Texto de lectura.

Sucede: pasaron los años y al río le pusieron puentes y los pueblitos abandonados se fueron poblando con otra gente, gente de la ciudad que buscaba escaparse del frenesí neurótico de la urbe y creció el movimiento y la actividad humana y la Honoria que tenía su tienda justo a la vera de ese camino que en los 90s se convirtió en una carretera pavimentada, la Honoria, la sacrificada Honoria, no sólo se convirtió en un punto de referencia para el abasto de los que iban y venían sino que también, con el paso de los años, la Honoria prosperó. Hoy no tiene una tienda, tiene tres y un gran cartel que las corona a todas y que dice, en letras grandes, al que quiere entenderlo: ALMACEN ILLIMANI. Honoria no se olvidó de su montaña, del achachila que custodiaba y protegía a su pueblo.


Casero, casera, caserita, “case”, son términos que, en los Andes bolivianos, aluden a una confianza que se va tejiendo entre dos personas, uno que provee algo y aquel que lo recibe. Esa confianza, con el trato cotidiano, va excediendo el mero hecho del vender-comprar y se va entramando hacia el lado de los afectos, nutrida por la conversación, las confesiones, alguna challa, la casera o el casero va tomando protagonismo en tu vida y vos en la suya.


En Jupapina, vivimos una década, y teníamos tres caseros: el Nicolas, mi sentencioso abastecedor de rigor de singani Casa Real Etiqueta Negra, que falleció por culpa del bicho según nos contó Flora, su viuda; la Georgina que me salvaba de cervezas Paceña cuando la Honoria no estaba porque cerraba antes que ella.


La Honoria me proveía de las mejores cervezas heladas: esas que se beben al mediodía cuando el sol raja la tierra y hasta los cactus de los cerros imploraban por una helada, una bien helada. No se crea que sólo de nobles alcoholes vive el hombre: la Honoria nos surtía de marraqueta crocante, de fruta fresca, de carnosas paltas, de fragante cilantro, de esas cosas de comer que siempre te salvaban para enfrentar el hambre sin necesidad de ponerte a cocinar alimentos. También del limón y el hielo para el chuflay con el singani del “Nico”.

(Datos guardados)
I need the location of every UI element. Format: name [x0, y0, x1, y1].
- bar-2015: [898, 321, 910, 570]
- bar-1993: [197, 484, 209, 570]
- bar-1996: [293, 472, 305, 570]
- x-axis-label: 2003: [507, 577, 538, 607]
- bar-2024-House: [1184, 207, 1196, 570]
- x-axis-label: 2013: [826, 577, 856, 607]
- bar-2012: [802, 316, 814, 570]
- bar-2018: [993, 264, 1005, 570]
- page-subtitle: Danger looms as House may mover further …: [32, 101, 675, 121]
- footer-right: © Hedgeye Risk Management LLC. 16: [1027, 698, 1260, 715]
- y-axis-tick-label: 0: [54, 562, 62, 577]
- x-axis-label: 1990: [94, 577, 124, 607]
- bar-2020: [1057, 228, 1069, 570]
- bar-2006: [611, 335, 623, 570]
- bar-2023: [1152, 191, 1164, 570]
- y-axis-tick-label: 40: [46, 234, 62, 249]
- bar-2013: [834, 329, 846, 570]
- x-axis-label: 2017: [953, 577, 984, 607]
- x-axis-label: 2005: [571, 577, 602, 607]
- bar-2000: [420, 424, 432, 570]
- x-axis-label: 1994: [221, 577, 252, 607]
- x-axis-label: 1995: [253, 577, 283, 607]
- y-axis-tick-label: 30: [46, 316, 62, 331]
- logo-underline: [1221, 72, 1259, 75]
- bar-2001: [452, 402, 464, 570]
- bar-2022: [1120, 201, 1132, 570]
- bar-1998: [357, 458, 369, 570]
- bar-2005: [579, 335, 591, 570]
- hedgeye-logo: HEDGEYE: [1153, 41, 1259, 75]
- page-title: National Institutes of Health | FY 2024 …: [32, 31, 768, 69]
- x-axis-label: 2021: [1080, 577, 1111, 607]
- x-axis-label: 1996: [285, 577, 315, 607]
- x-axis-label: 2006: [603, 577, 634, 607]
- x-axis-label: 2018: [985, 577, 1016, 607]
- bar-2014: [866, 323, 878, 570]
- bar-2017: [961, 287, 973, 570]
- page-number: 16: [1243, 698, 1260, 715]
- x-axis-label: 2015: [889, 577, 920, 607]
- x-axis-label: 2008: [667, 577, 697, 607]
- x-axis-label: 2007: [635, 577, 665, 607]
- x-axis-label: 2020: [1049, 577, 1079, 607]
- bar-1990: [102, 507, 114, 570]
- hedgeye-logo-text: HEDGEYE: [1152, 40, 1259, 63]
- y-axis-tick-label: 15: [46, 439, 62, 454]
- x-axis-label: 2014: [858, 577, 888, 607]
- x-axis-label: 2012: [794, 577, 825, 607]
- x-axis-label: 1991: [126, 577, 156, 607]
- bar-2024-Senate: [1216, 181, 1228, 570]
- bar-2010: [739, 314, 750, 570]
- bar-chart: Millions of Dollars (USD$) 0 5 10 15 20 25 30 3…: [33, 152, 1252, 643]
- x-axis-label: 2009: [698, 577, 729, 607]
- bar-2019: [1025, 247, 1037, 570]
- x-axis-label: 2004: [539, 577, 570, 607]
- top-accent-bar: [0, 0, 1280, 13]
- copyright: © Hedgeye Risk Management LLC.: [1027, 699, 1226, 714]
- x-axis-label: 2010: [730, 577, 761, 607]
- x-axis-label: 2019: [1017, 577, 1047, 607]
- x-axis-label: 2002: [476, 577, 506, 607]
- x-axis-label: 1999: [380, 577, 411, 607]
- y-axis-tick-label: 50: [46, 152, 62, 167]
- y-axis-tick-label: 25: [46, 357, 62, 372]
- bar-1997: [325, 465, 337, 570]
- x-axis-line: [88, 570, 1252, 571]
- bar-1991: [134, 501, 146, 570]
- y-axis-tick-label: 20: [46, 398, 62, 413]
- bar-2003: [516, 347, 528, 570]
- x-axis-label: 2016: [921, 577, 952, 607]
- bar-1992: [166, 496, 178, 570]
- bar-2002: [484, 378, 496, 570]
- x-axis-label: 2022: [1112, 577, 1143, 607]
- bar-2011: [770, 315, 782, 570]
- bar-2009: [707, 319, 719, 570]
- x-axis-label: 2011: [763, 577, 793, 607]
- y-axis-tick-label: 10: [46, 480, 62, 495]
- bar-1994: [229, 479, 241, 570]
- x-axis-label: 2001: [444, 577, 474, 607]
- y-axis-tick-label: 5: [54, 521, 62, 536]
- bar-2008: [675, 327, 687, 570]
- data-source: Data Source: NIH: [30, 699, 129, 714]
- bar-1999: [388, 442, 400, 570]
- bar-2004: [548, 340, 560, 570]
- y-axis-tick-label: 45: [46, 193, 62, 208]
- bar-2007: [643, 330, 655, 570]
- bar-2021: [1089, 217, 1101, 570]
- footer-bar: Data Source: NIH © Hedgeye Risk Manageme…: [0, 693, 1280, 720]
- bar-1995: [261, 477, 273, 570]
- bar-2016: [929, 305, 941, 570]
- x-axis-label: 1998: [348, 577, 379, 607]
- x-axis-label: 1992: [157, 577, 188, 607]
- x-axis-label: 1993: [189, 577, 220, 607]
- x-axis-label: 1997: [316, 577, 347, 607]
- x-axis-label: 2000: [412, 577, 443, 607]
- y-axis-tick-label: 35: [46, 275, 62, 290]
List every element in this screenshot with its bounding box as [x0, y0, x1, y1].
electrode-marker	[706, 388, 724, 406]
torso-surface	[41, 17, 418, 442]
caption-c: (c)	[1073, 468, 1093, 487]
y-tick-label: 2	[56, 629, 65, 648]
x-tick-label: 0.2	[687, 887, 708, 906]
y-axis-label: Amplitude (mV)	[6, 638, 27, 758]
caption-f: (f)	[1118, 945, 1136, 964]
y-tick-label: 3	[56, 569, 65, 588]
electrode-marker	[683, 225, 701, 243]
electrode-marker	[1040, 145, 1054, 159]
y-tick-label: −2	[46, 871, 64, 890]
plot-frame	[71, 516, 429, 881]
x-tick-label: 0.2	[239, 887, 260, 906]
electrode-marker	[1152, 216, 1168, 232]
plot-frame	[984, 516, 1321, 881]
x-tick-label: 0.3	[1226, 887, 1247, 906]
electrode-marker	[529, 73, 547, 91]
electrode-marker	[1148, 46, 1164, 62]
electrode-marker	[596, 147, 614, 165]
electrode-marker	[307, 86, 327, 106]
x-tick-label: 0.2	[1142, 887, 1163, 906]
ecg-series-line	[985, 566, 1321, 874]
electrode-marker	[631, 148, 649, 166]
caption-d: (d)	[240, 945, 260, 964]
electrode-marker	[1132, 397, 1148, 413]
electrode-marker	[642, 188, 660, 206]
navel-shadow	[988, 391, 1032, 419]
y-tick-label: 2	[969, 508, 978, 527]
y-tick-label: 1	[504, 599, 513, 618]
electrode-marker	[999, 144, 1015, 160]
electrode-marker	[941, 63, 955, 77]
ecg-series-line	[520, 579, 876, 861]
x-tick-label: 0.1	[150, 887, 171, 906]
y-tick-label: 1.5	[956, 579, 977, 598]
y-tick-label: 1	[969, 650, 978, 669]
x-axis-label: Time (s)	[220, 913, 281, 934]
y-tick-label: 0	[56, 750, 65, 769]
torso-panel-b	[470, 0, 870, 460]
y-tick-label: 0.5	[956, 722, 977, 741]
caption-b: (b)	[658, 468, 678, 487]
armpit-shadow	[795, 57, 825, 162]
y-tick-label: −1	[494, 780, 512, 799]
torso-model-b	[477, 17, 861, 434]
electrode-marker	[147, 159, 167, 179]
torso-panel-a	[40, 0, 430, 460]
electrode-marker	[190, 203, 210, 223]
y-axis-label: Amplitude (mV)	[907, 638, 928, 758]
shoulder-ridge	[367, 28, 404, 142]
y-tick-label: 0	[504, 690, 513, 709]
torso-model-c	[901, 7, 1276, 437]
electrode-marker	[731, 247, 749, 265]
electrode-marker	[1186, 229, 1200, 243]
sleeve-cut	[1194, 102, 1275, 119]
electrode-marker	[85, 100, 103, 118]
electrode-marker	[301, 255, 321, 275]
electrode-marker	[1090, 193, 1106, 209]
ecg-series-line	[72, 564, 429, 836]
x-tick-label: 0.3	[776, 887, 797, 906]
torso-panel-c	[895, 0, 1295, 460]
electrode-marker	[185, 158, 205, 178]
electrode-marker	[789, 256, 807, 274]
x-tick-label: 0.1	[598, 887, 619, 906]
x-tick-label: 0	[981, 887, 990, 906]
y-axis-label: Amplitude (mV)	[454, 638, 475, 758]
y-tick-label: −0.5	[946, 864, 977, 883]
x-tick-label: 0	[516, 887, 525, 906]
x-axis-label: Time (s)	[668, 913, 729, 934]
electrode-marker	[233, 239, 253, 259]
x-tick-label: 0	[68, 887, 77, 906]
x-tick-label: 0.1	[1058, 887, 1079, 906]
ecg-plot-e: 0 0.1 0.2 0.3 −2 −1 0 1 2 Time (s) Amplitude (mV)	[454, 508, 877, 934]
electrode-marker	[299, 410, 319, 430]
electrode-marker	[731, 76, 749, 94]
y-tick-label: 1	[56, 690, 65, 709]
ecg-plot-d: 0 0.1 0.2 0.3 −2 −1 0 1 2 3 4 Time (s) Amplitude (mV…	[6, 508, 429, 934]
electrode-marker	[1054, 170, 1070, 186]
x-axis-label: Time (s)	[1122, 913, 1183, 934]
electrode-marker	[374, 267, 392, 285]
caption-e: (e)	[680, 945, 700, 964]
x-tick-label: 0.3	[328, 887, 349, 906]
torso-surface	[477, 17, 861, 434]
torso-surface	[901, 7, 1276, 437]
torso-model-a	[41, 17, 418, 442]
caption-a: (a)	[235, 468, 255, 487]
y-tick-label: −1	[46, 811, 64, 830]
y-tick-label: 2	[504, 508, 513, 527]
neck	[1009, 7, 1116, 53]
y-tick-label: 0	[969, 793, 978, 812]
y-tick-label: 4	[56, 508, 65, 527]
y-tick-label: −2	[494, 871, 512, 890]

Tareas y ejercicios.
A – Traduce al inglés esta oración del texto sobre la tienda de Honoria: "Honoria no se olvidó de su montaña, del achachila que custodiaba y protegía a su pueblo."
B – Según el texto sobre la tienda de Honoria, ¿qué dice el gran cartel que corona sus tres tiendas?
C – Prosigue el texto sobre la tienda de Honoria a partir de su última oración.
El listado proviene de una fuente distinta.

Resultados.
A – Honoria did not forget her mountain, the achachila that guarded and protected her people.

B – ALMACEN ILLIMANI.

C –
El hielo de Honoria, allá en Jupapina, era casi milagroso y tan literario como otros hielos que pueblan las páginas de libros memorables. Para llegar a su tienda desde la casa que habitábamos al borde del risco, subías una buena cantidad de metros, jadeando ladera arriba, el sol hachando y luego, cuando bajabas, te ponías la bolsa de hielo encima de la cabeza para evitarte espejismos. Estos, en verdad, empezaban cuando el elixir convenientemente frío y con harto cítrico entraba por tu garganta y activaba tu sinapsis y empezabas a ver narvales y toros y aves colosales entre las nubes y la montaña brillaba con sus extraños ocres y sus verdes que se azulaban y la leyenda de la gran serpiente cobraba vida y esa vida vigorizaba a los cerros, que se movían, latían, danzaban al compás de la ingesta, cada trago te sumergía más y más en la magia del valle hasta que salías a honrar al celaje del atardecer con la perra y el gatito y te quedabas extasiado ante tanta maravilla y todo era perfecto en la hora nona, el momento donde todo se suspende, tan frágil y tan potente, tan efímero e inolvidable, cuando el sol se despide y la noche llega.


A la mañana siguiente, volvías presto y deshidratado donde la Honoria a buscar algo para domar la resaca, para curar el ckaki. La Honoria, invariablemente, miraba tu facha deshilvanaba y con sus ojos negros de perdona vidas te decía, llenas de música sus palabras: ¡cómo es, casero, te has farreado! y tras descubrirte, se reía con tantas ganas que, de sólo escucharla, de pura alegría compartida, ya comenzabas a sanar.